(Extracted data entries)
[Begin]

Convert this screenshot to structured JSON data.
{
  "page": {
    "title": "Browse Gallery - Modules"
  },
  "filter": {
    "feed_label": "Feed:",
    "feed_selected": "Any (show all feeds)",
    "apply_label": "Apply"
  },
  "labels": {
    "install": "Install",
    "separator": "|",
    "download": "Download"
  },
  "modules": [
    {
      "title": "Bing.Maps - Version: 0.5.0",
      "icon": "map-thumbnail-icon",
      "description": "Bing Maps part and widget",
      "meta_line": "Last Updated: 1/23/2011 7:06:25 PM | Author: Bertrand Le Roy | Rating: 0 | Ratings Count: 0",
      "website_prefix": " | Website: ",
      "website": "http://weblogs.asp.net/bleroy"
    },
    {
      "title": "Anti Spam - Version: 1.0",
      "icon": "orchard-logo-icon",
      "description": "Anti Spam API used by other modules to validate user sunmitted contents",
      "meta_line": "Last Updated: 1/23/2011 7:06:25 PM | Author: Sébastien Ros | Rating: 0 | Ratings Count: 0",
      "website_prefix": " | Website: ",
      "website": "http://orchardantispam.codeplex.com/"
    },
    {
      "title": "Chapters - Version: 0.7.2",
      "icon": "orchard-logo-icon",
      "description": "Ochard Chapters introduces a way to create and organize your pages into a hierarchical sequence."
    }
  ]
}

[End]

# DIRECTIONS
Find all lines where the word "Ratings" appears. Copy them.

# FINAL RESULT
      "meta_line": "Last Updated: 1/23/2011 7:06:25 PM | Author: Bertrand Le Roy | Rating: 0 | Ratings Count: 0",
      "meta_line": "Last Updated: 1/23/2011 7:06:25 PM | Author: Sébastien Ros | Rating: 0 | Ratings Count: 0",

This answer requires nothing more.